- INFORMATION SHOWN:
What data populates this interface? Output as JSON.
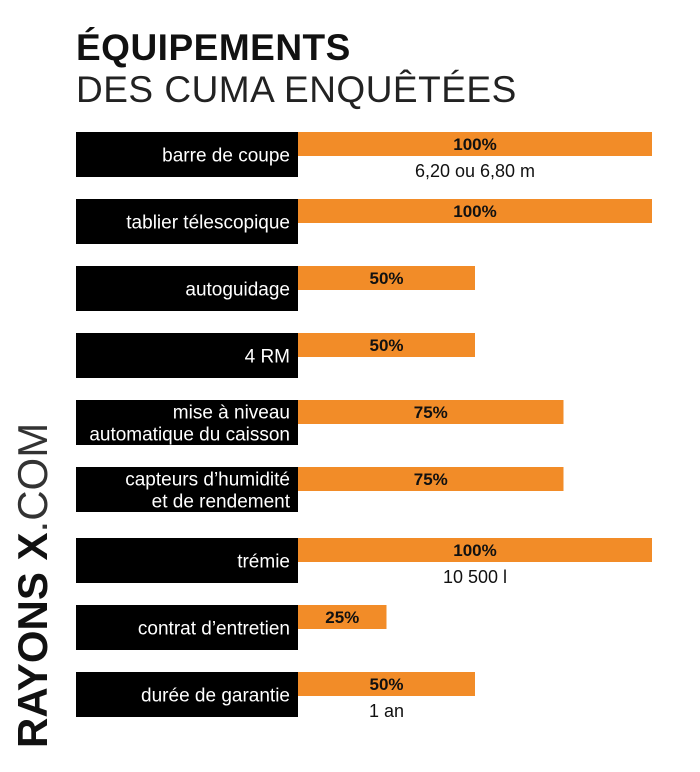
{
  "title": "ÉQUIPEMENTS",
  "subtitle": "DES CUMA ENQUÊTÉES",
  "watermark": {
    "brand": "RAYONS X",
    "suffix": ".COM"
  },
  "colors": {
    "label_bg": "#000000",
    "bar": "#f28c28",
    "label_text": "#ffffff",
    "value_text": "#111111"
  },
  "chart_data": {
    "type": "bar",
    "orientation": "horizontal",
    "value_suffix": "%",
    "xlim": [
      0,
      100
    ],
    "categories": [
      [
        "barre de coupe"
      ],
      [
        "tablier télescopique"
      ],
      [
        "autoguidage"
      ],
      [
        "4 RM"
      ],
      [
        "mise à niveau",
        "automatique du caisson"
      ],
      [
        "capteurs d’humidité",
        "et de rendement"
      ],
      [
        "trémie"
      ],
      [
        "contrat d’entretien"
      ],
      [
        "durée de garantie"
      ]
    ],
    "values": [
      100,
      100,
      50,
      50,
      75,
      75,
      100,
      25,
      50
    ],
    "notes": [
      "6,20 ou 6,80 m",
      "",
      "",
      "",
      "",
      "",
      "10 500 l",
      "",
      "1 an"
    ]
  }
}
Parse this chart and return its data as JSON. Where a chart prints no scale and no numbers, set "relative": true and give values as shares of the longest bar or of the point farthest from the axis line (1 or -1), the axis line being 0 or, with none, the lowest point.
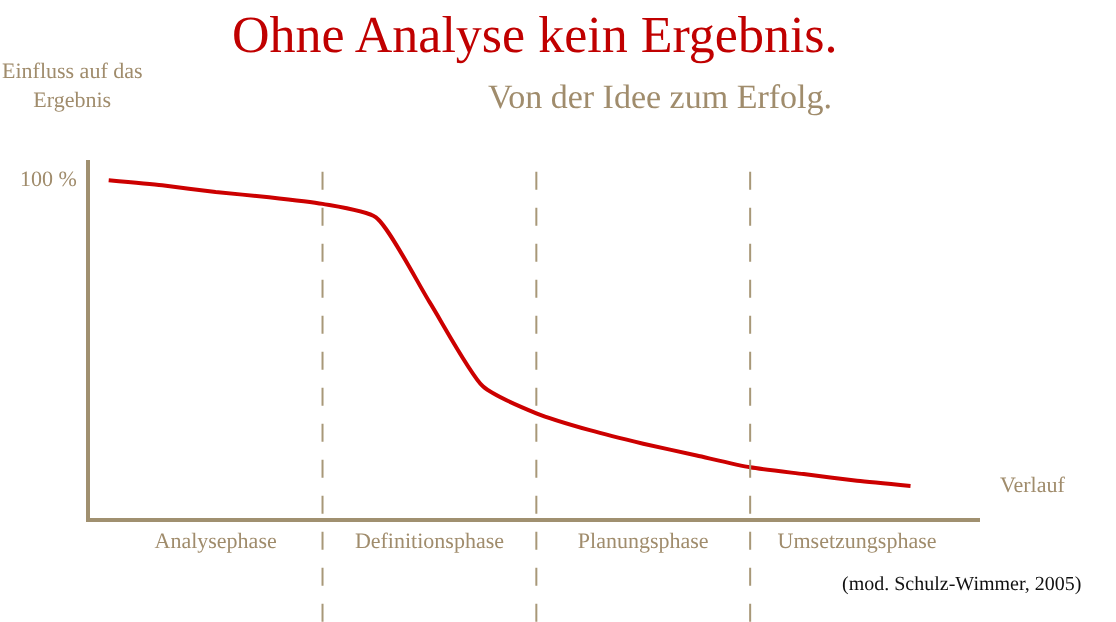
{
  "chart_data": {
    "type": "line",
    "title": "Ohne Analyse kein Ergebnis.",
    "subtitle": "Von der Idee zum Erfolg.",
    "xlabel": "Verlauf",
    "ylabel": "Einfluss auf das Ergebnis",
    "relative": true,
    "categories": [
      null,
      null,
      "Analysephase",
      null,
      null,
      null,
      "Definitionsphase",
      null,
      null,
      null,
      "Planungsphase",
      null,
      null,
      null,
      "Umsetzungsphase",
      null
    ],
    "series": [
      {
        "color": "#cc0000",
        "values": [
          1.0,
          0.985,
          0.965,
          0.95,
          0.93,
          0.89,
          0.64,
          0.39,
          0.31,
          0.26,
          0.22,
          0.185,
          0.15,
          0.13,
          0.11,
          0.095
        ]
      }
    ],
    "annotations": [
      "100 %",
      "(mod. Schulz-Wimmer, 2005)"
    ],
    "marker": "none",
    "line_style": "solid",
    "grid": "x"
  }
}
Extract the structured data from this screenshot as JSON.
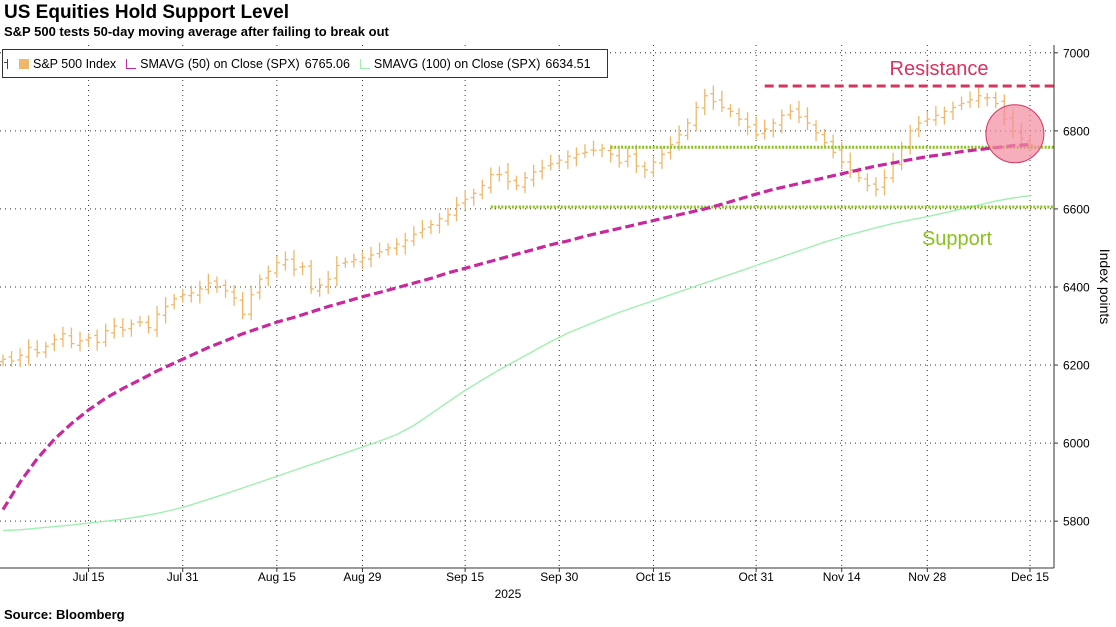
{
  "header": {
    "title": "US Equities Hold Support Level",
    "subtitle": "S&P 500 tests 50-day moving average after failing to break out"
  },
  "footer": {
    "source": "Source: Bloomberg"
  },
  "colors": {
    "price": "#f0b76a",
    "sma50": "#c8289e",
    "sma100": "#9ef0b0",
    "resistance": "#d6335e",
    "support": "#8cc020",
    "circle_fill": "#f28aa0",
    "circle_stroke": "#d6335e",
    "grid": "#333333"
  },
  "legend": {
    "items": [
      {
        "label": "S&P 500 Index",
        "value": "",
        "color": "#f0b76a",
        "kind": "ohlc"
      },
      {
        "label": "SMAVG (50)  on Close (SPX)",
        "value": "6765.06",
        "color": "#c8289e",
        "kind": "ma"
      },
      {
        "label": "SMAVG (100)  on Close (SPX)",
        "value": "6634.51",
        "color": "#9ef0b0",
        "kind": "ma"
      }
    ]
  },
  "chart_data": {
    "type": "line",
    "title": "US Equities Hold Support Level",
    "subtitle": "S&P 500 tests 50-day moving average after failing to break out",
    "ylabel": "Index points",
    "xlabel": "",
    "year_label": "2025",
    "ylim": [
      5680,
      7020
    ],
    "y_ticks": [
      5800,
      6000,
      6200,
      6400,
      6600,
      6800,
      7000
    ],
    "x_ticks": [
      "Jul 15",
      "Jul 31",
      "Aug 15",
      "Aug 29",
      "Sep 15",
      "Sep 30",
      "Oct 15",
      "Oct 31",
      "Nov 14",
      "Nov 28",
      "Dec 15"
    ],
    "x_tick_index": [
      10,
      21,
      32,
      42,
      54,
      65,
      76,
      88,
      98,
      108,
      120
    ],
    "grid": true,
    "legend_position": "top-left",
    "annotations": [
      {
        "label": "Resistance",
        "level": 6915,
        "start_index": 89,
        "style": "dashed"
      },
      {
        "label": "Support",
        "level": 6758,
        "start_index": 71,
        "style": "dotted"
      },
      {
        "label": "",
        "level": 6605,
        "start_index": 57,
        "style": "dotted"
      },
      {
        "label": "Support",
        "kind": "text"
      }
    ],
    "highlight": {
      "index": 118,
      "value": 6785
    },
    "series": [
      {
        "name": "S&P 500 Index",
        "kind": "ohlc",
        "close": [
          6215,
          6210,
          6225,
          6245,
          6232,
          6248,
          6265,
          6280,
          6255,
          6262,
          6270,
          6258,
          6288,
          6300,
          6290,
          6305,
          6310,
          6296,
          6330,
          6350,
          6370,
          6380,
          6385,
          6395,
          6410,
          6400,
          6390,
          6372,
          6330,
          6380,
          6420,
          6440,
          6462,
          6470,
          6445,
          6452,
          6395,
          6405,
          6420,
          6455,
          6464,
          6470,
          6475,
          6482,
          6490,
          6500,
          6510,
          6520,
          6535,
          6548,
          6560,
          6575,
          6585,
          6610,
          6625,
          6640,
          6660,
          6688,
          6688,
          6670,
          6660,
          6680,
          6695,
          6705,
          6715,
          6725,
          6735,
          6740,
          6745,
          6750,
          6755,
          6740,
          6718,
          6735,
          6710,
          6700,
          6720,
          6740,
          6765,
          6790,
          6820,
          6860,
          6890,
          6875,
          6860,
          6850,
          6830,
          6810,
          6790,
          6805,
          6820,
          6840,
          6850,
          6835,
          6820,
          6795,
          6770,
          6745,
          6720,
          6700,
          6680,
          6660,
          6650,
          6680,
          6720,
          6760,
          6800,
          6820,
          6830,
          6840,
          6850,
          6860,
          6870,
          6880,
          6890,
          6885,
          6870,
          6830,
          6800,
          6780,
          6765
        ]
      },
      {
        "name": "SMAVG (50)  on Close (SPX)",
        "values": [
          5830,
          5900,
          5960,
          6010,
          6050,
          6085,
          6115,
          6140,
          6162,
          6185,
          6205,
          6225,
          6245,
          6262,
          6280,
          6295,
          6310,
          6322,
          6336,
          6350,
          6362,
          6375,
          6386,
          6398,
          6410,
          6422,
          6436,
          6448,
          6460,
          6472,
          6484,
          6496,
          6508,
          6518,
          6530,
          6540,
          6550,
          6560,
          6570,
          6580,
          6590,
          6600,
          6612,
          6625,
          6638,
          6650,
          6660,
          6670,
          6680,
          6690,
          6700,
          6710,
          6718,
          6726,
          6734,
          6740,
          6747,
          6752,
          6757,
          6762,
          6765
        ],
        "x_step": 2
      },
      {
        "name": "SMAVG (100)  on Close (SPX)",
        "values": [
          5776,
          5778,
          5782,
          5786,
          5790,
          5795,
          5800,
          5805,
          5812,
          5820,
          5830,
          5842,
          5856,
          5870,
          5885,
          5900,
          5915,
          5930,
          5945,
          5960,
          5975,
          5990,
          6005,
          6022,
          6045,
          6075,
          6105,
          6135,
          6162,
          6188,
          6212,
          6236,
          6260,
          6282,
          6300,
          6318,
          6335,
          6350,
          6365,
          6380,
          6395,
          6410,
          6425,
          6440,
          6455,
          6470,
          6485,
          6500,
          6515,
          6528,
          6540,
          6552,
          6563,
          6572,
          6580,
          6590,
          6600,
          6610,
          6620,
          6628,
          6634
        ],
        "x_step": 2
      }
    ]
  }
}
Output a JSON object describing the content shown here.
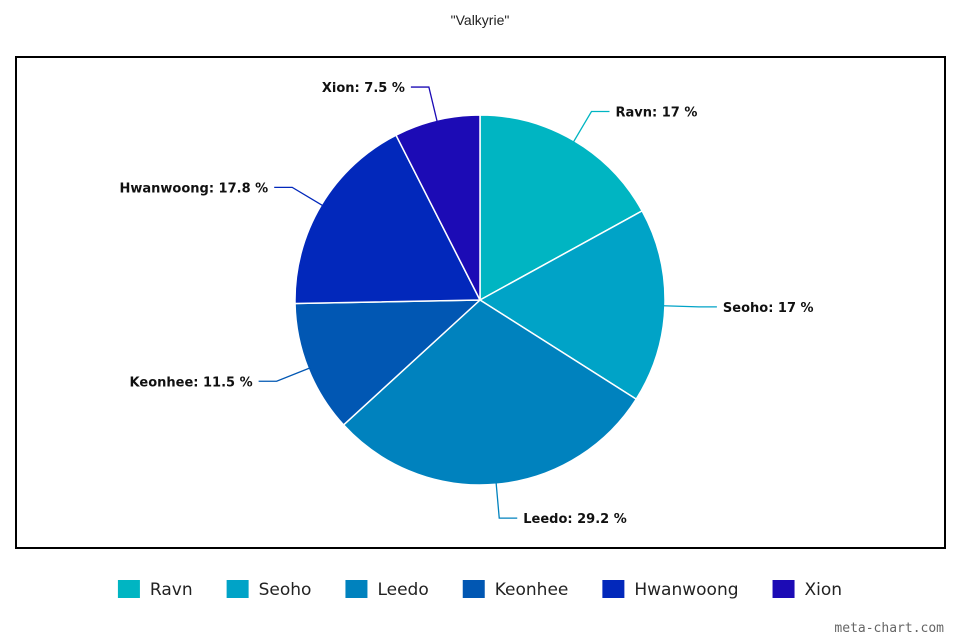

- EXERCISE REQUIREMENTS: Which lines above hold the word "Output"? Copy each of them.

- PROBLEM SOLUTION:
What data populates this interface? Output as JSON.
Output a JSON object describing the content shown here.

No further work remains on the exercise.